◆ Given exercise ◆
Repeat each record exactly. Any picture gets left out.

********************

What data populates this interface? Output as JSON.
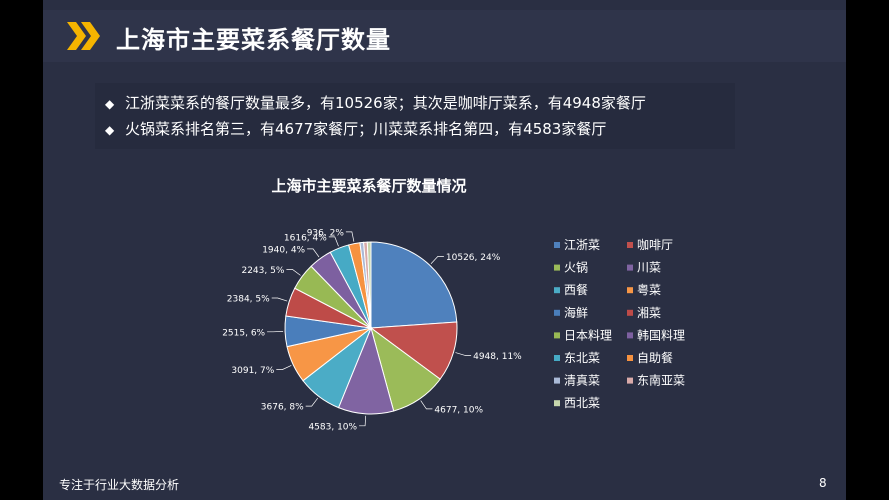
{
  "header": {
    "title": "上海市主要菜系餐厅数量",
    "icon": "double-chevron-icon",
    "accent": "#f5b400"
  },
  "bullets": [
    "江浙菜菜系的餐厅数量最多，有10526家；其次是咖啡厅菜系，有4948家餐厅",
    "火锅菜系排名第三，有4677家餐厅；川菜菜系排名第四，有4583家餐厅"
  ],
  "bullet_marker": "◆",
  "chart_data": {
    "type": "pie",
    "title": "上海市主要菜系餐厅数量情况",
    "categories": [
      "江浙菜",
      "咖啡厅",
      "火锅",
      "川菜",
      "西餐",
      "粤菜",
      "海鲜",
      "湘菜",
      "日本料理",
      "韩国料理",
      "东北菜",
      "自助餐",
      "清真菜",
      "东南亚菜",
      "西北菜"
    ],
    "values": [
      10526,
      4948,
      4677,
      4583,
      3676,
      3091,
      2515,
      2384,
      2243,
      1940,
      1616,
      936,
      0,
      0,
      0
    ],
    "data_labels": [
      "10526, 24%",
      "4948, 11%",
      "4677, 10%",
      "4583, 10%",
      "3676, 8%",
      "3091, 7%",
      "2515, 6%",
      "2384, 5%",
      "2243, 5%",
      "1940, 4%",
      "1616, 4%",
      "936, 2%",
      "",
      "",
      ""
    ],
    "colors": [
      "#4f81bd",
      "#c0504d",
      "#9bbb59",
      "#8064a2",
      "#4bacc6",
      "#f79646",
      "#4a7ebb",
      "#be4b48",
      "#98b954",
      "#7d60a0",
      "#46aac5",
      "#f69240",
      "#aabad7",
      "#d9aaa9",
      "#c6d6ac"
    ],
    "legend_position": "right"
  },
  "footer": {
    "text": "专注于行业大数据分析",
    "page": "8"
  }
}
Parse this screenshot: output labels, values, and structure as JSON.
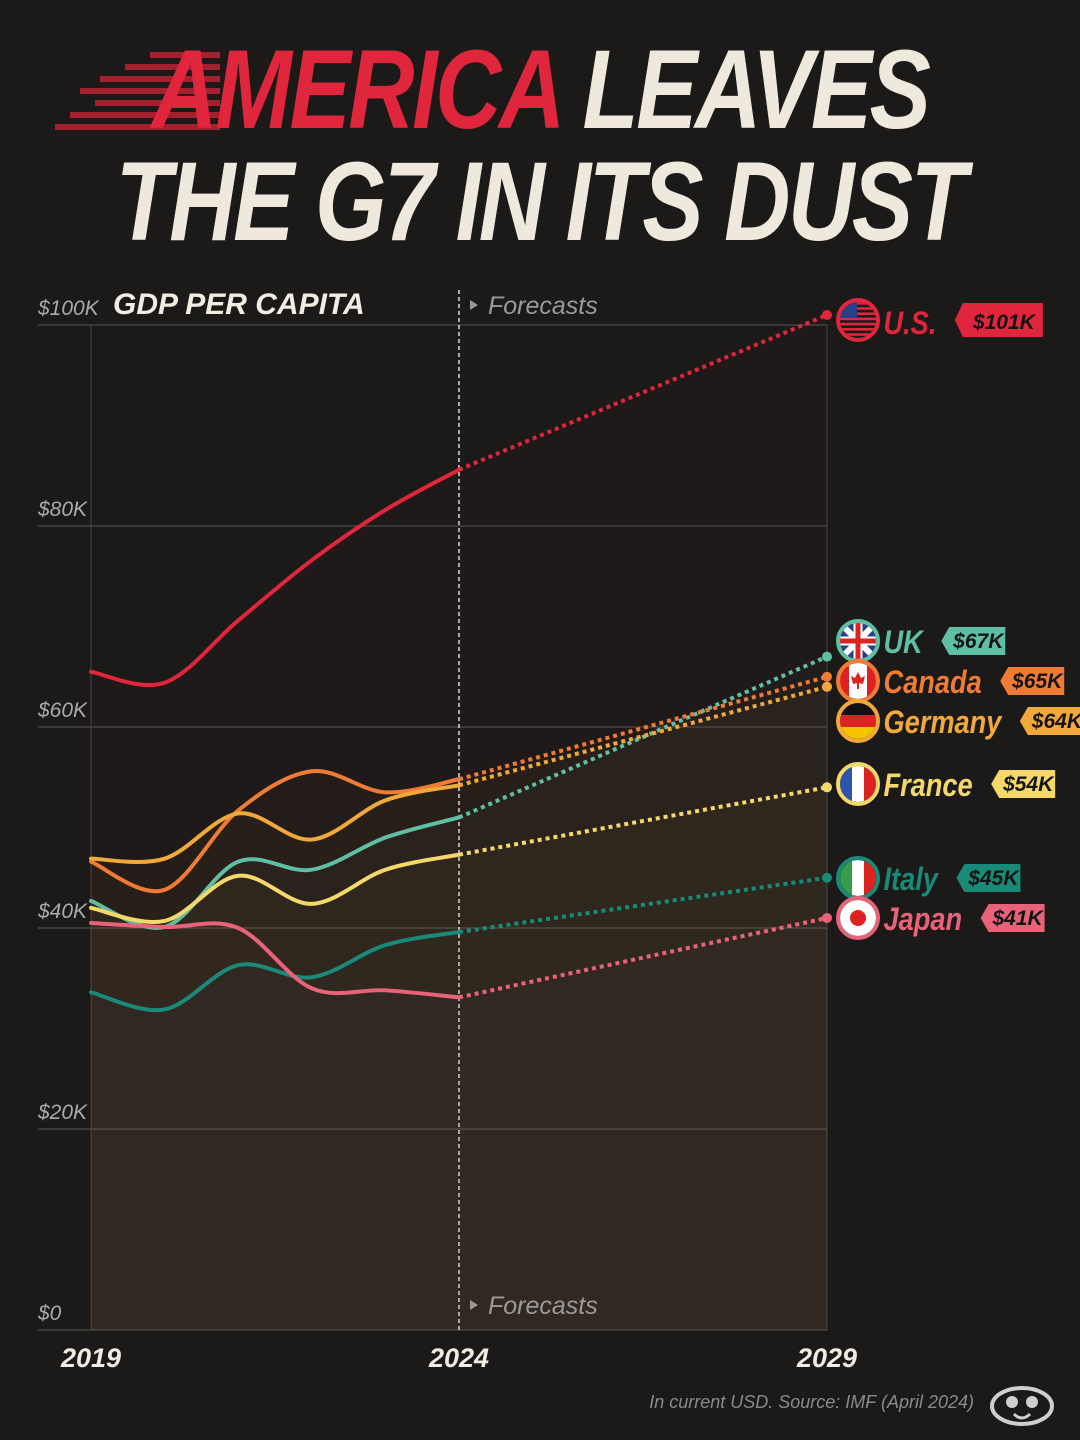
{
  "title": {
    "line1_highlight": "AMERICA",
    "line1_rest": " LEAVES",
    "line2": "THE G7 IN ITS DUST"
  },
  "footer": {
    "source": "In current USD. Source: IMF (April 2024)"
  },
  "colors": {
    "background": "#1b1a19",
    "US": "#e0263d",
    "UK": "#5fbfa5",
    "Canada": "#f07b34",
    "Germany": "#f2a93b",
    "France": "#f5d86a",
    "Italy": "#1a8a78",
    "Japan": "#e8637a"
  },
  "chart_data": {
    "type": "line",
    "title": "GDP PER CAPITA",
    "annotation": "Forecasts",
    "xlabel": "",
    "ylabel": "",
    "x": [
      2019,
      2020,
      2021,
      2022,
      2023,
      2024,
      2029
    ],
    "x_ticks": [
      "2019",
      "2024",
      "2029"
    ],
    "forecast_start": 2024,
    "ylim": [
      0,
      100
    ],
    "y_ticks": [
      "$0",
      "$20K",
      "$40K",
      "$60K",
      "$80K",
      "$100K"
    ],
    "y_tick_values": [
      0,
      20,
      40,
      60,
      80,
      100
    ],
    "units": "thousand USD",
    "series": [
      {
        "name": "U.S.",
        "key": "US",
        "values": [
          65.5,
          64.4,
          70.6,
          76.6,
          81.6,
          85.6,
          101
        ],
        "label": "$101K"
      },
      {
        "name": "UK",
        "key": "UK",
        "values": [
          42.7,
          40.1,
          46.6,
          45.8,
          49.0,
          51.0,
          67
        ],
        "label": "$67K"
      },
      {
        "name": "Canada",
        "key": "Canada",
        "values": [
          46.6,
          43.8,
          51.7,
          55.6,
          53.5,
          54.8,
          65
        ],
        "label": "$65K"
      },
      {
        "name": "Germany",
        "key": "Germany",
        "values": [
          46.9,
          46.9,
          51.4,
          48.8,
          52.7,
          54.2,
          64
        ],
        "label": "$64K"
      },
      {
        "name": "France",
        "key": "France",
        "values": [
          42.0,
          40.7,
          45.2,
          42.4,
          45.8,
          47.3,
          54
        ],
        "label": "$54K"
      },
      {
        "name": "Italy",
        "key": "Italy",
        "values": [
          33.6,
          31.9,
          36.3,
          35.1,
          38.3,
          39.6,
          45
        ],
        "label": "$45K"
      },
      {
        "name": "Japan",
        "key": "Japan",
        "values": [
          40.5,
          40.1,
          40.0,
          34.0,
          33.8,
          33.1,
          41
        ],
        "label": "$41K"
      }
    ]
  }
}
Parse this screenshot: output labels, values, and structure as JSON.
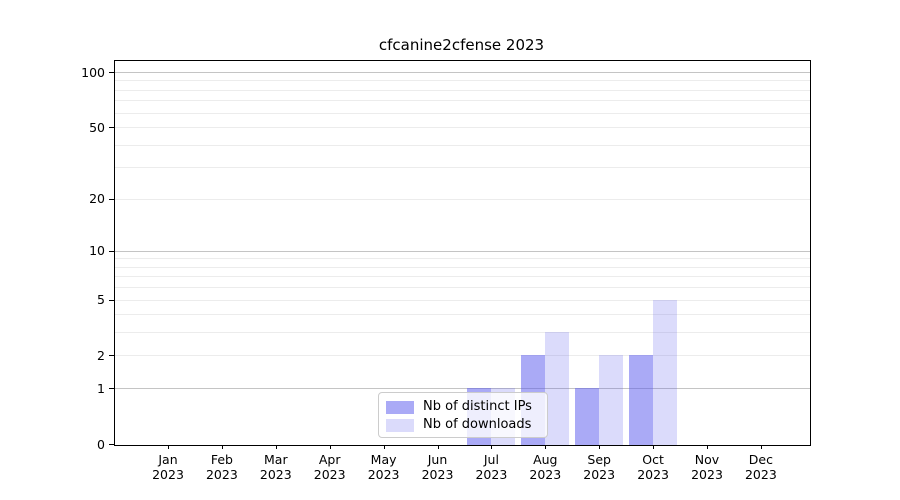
{
  "chart_data": {
    "type": "bar",
    "title": "cfcanine2cfense 2023",
    "categories": [
      "Jan 2023",
      "Feb 2023",
      "Mar 2023",
      "Apr 2023",
      "May 2023",
      "Jun 2023",
      "Jul 2023",
      "Aug 2023",
      "Sep 2023",
      "Oct 2023",
      "Nov 2023",
      "Dec 2023"
    ],
    "series": [
      {
        "name": "Nb of distinct IPs",
        "color": "rgba(85,85,237,0.5)",
        "values": [
          0,
          0,
          0,
          0,
          0,
          0,
          1,
          2,
          1,
          2,
          0,
          0
        ]
      },
      {
        "name": "Nb of downloads",
        "color": "rgba(85,85,237,0.21)",
        "values": [
          0,
          0,
          0,
          0,
          0,
          0,
          1,
          3,
          2,
          5,
          0,
          0
        ]
      }
    ],
    "y_axis": {
      "scale": "log1p",
      "ticks": [
        0,
        1,
        2,
        5,
        10,
        20,
        50,
        100
      ],
      "major_gridlines": [
        1,
        10,
        100
      ],
      "minor_gridlines": [
        2,
        3,
        4,
        5,
        6,
        7,
        8,
        9,
        20,
        30,
        40,
        50,
        60,
        70,
        80,
        90
      ],
      "ylim_top": 115
    },
    "legend_position": "lower center",
    "grid": true
  },
  "colors": {
    "background": "#ffffff",
    "bar_base": "#5555ed",
    "major_grid": "#c4c4c4",
    "minor_grid": "#ececec",
    "spine": "#000000",
    "legend_border": "#cccccc"
  }
}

********************

◆ Finished task ◆
What data populates this interface? Output as JSON.
{
  "header": {
    "title": "上海市主要菜系餐厅数量",
    "icon": "double-chevron-icon",
    "accent": "#f5b400"
  },
  "bullets": [
    "江浙菜菜系的餐厅数量最多，有10526家；其次是咖啡厅菜系，有4948家餐厅",
    "火锅菜系排名第三，有4677家餐厅；川菜菜系排名第四，有4583家餐厅"
  ],
  "bullet_marker": "◆",
  "chart_data": {
    "type": "pie",
    "title": "上海市主要菜系餐厅数量情况",
    "categories": [
      "江浙菜",
      "咖啡厅",
      "火锅",
      "川菜",
      "西餐",
      "粤菜",
      "海鲜",
      "湘菜",
      "日本料理",
      "韩国料理",
      "东北菜",
      "自助餐",
      "清真菜",
      "东南亚菜",
      "西北菜"
    ],
    "values": [
      10526,
      4948,
      4677,
      4583,
      3676,
      3091,
      2515,
      2384,
      2243,
      1940,
      1616,
      936,
      0,
      0,
      0
    ],
    "data_labels": [
      "10526, 24%",
      "4948, 11%",
      "4677, 10%",
      "4583, 10%",
      "3676, 8%",
      "3091, 7%",
      "2515, 6%",
      "2384, 5%",
      "2243, 5%",
      "1940, 4%",
      "1616, 4%",
      "936, 2%",
      "",
      "",
      ""
    ],
    "colors": [
      "#4f81bd",
      "#c0504d",
      "#9bbb59",
      "#8064a2",
      "#4bacc6",
      "#f79646",
      "#4a7ebb",
      "#be4b48",
      "#98b954",
      "#7d60a0",
      "#46aac5",
      "#f69240",
      "#aabad7",
      "#d9aaa9",
      "#c6d6ac"
    ],
    "legend_position": "right"
  },
  "footer": {
    "text": "专注于行业大数据分析",
    "page": "8"
  }
}
Parse this screenshot: output labels, values, and structure as JSON.
{
  "title": {
    "line1_highlight": "AMERICA",
    "line1_rest": " LEAVES",
    "line2": "THE G7 IN ITS DUST"
  },
  "footer": {
    "source": "In current USD. Source: IMF (April 2024)"
  },
  "colors": {
    "background": "#1b1a19",
    "US": "#e0263d",
    "UK": "#5fbfa5",
    "Canada": "#f07b34",
    "Germany": "#f2a93b",
    "France": "#f5d86a",
    "Italy": "#1a8a78",
    "Japan": "#e8637a"
  },
  "chart_data": {
    "type": "line",
    "title": "GDP PER CAPITA",
    "annotation": "Forecasts",
    "xlabel": "",
    "ylabel": "",
    "x": [
      2019,
      2020,
      2021,
      2022,
      2023,
      2024,
      2029
    ],
    "x_ticks": [
      "2019",
      "2024",
      "2029"
    ],
    "forecast_start": 2024,
    "ylim": [
      0,
      100
    ],
    "y_ticks": [
      "$0",
      "$20K",
      "$40K",
      "$60K",
      "$80K",
      "$100K"
    ],
    "y_tick_values": [
      0,
      20,
      40,
      60,
      80,
      100
    ],
    "units": "thousand USD",
    "series": [
      {
        "name": "U.S.",
        "key": "US",
        "values": [
          65.5,
          64.4,
          70.6,
          76.6,
          81.6,
          85.6,
          101
        ],
        "label": "$101K"
      },
      {
        "name": "UK",
        "key": "UK",
        "values": [
          42.7,
          40.1,
          46.6,
          45.8,
          49.0,
          51.0,
          67
        ],
        "label": "$67K"
      },
      {
        "name": "Canada",
        "key": "Canada",
        "values": [
          46.6,
          43.8,
          51.7,
          55.6,
          53.5,
          54.8,
          65
        ],
        "label": "$65K"
      },
      {
        "name": "Germany",
        "key": "Germany",
        "values": [
          46.9,
          46.9,
          51.4,
          48.8,
          52.7,
          54.2,
          64
        ],
        "label": "$64K"
      },
      {
        "name": "France",
        "key": "France",
        "values": [
          42.0,
          40.7,
          45.2,
          42.4,
          45.8,
          47.3,
          54
        ],
        "label": "$54K"
      },
      {
        "name": "Italy",
        "key": "Italy",
        "values": [
          33.6,
          31.9,
          36.3,
          35.1,
          38.3,
          39.6,
          45
        ],
        "label": "$45K"
      },
      {
        "name": "Japan",
        "key": "Japan",
        "values": [
          40.5,
          40.1,
          40.0,
          34.0,
          33.8,
          33.1,
          41
        ],
        "label": "$41K"
      }
    ]
  }
}
Parse this screenshot: output labels, values, and structure as JSON.
{
  "chart_data": {
    "type": "bar",
    "title": "cfcanine2cfense 2023",
    "categories": [
      "Jan 2023",
      "Feb 2023",
      "Mar 2023",
      "Apr 2023",
      "May 2023",
      "Jun 2023",
      "Jul 2023",
      "Aug 2023",
      "Sep 2023",
      "Oct 2023",
      "Nov 2023",
      "Dec 2023"
    ],
    "series": [
      {
        "name": "Nb of distinct IPs",
        "color": "rgba(85,85,237,0.5)",
        "values": [
          0,
          0,
          0,
          0,
          0,
          0,
          1,
          2,
          1,
          2,
          0,
          0
        ]
      },
      {
        "name": "Nb of downloads",
        "color": "rgba(85,85,237,0.21)",
        "values": [
          0,
          0,
          0,
          0,
          0,
          0,
          1,
          3,
          2,
          5,
          0,
          0
        ]
      }
    ],
    "y_axis": {
      "scale": "log1p",
      "ticks": [
        0,
        1,
        2,
        5,
        10,
        20,
        50,
        100
      ],
      "major_gridlines": [
        1,
        10,
        100
      ],
      "minor_gridlines": [
        2,
        3,
        4,
        5,
        6,
        7,
        8,
        9,
        20,
        30,
        40,
        50,
        60,
        70,
        80,
        90
      ],
      "ylim_top": 115
    },
    "legend_position": "lower center",
    "grid": true
  },
  "colors": {
    "background": "#ffffff",
    "bar_base": "#5555ed",
    "major_grid": "#c4c4c4",
    "minor_grid": "#ececec",
    "spine": "#000000",
    "legend_border": "#cccccc"
  }
}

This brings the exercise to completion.